* _Extrait du texte_

•••

L'argent coulait à flot dans le bureau de l'argentier d'Union Montréal, allègue Martin Dumont

Un texte de François Messier

L'argent coulait à flot dans les bureaux de Bernard Trépanier, l'argentier d'Union Montréal, dans les mois qui ont précédé l'élection municipale de 2005, a allégué mardi un de ses ex-collègues, Martin Dumont, lors de son témoignage devant la commission Charbonneau.

L'ex-organisateur du parti, qui côtoyait M. Trépanier à cette époque, a raconté que plusieurs employés supplémentaires avaient été embauchés pour travailler à la permanence du parti à l'époque, dont des étudiantes.

À une occasion, une réceptionniste a insisté pour aller prendre un café avec M. Dumont à l'extérieur du bureau. Elle se plaignait d'avoir été mandatée pour compter de l'argent dans le bureau de M. Trépanier la veille.

•••

* _Extrait des données_
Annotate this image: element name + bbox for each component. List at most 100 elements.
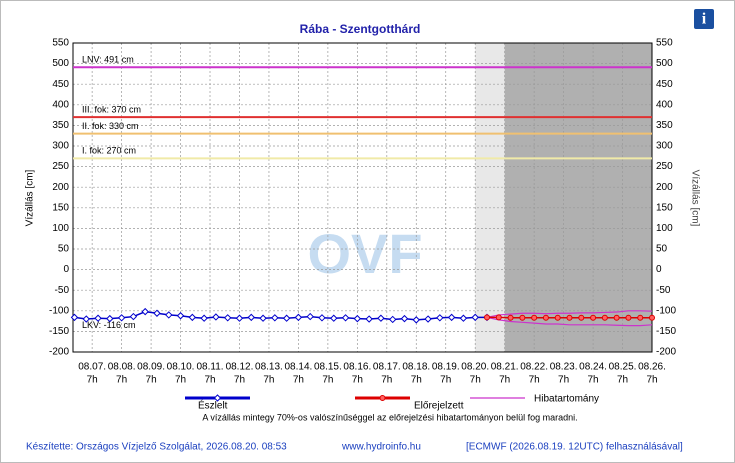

•••

D'après l'extrait du texte, de quoi la réceptionniste se plaignait-elle auprès de Martin Dumont ? Répondez en une phrase, s'il vous plaît.

Elle se plaignait d'avoir été mandatée pour compter de l'argent dans le bureau de M. Trépanier la veille.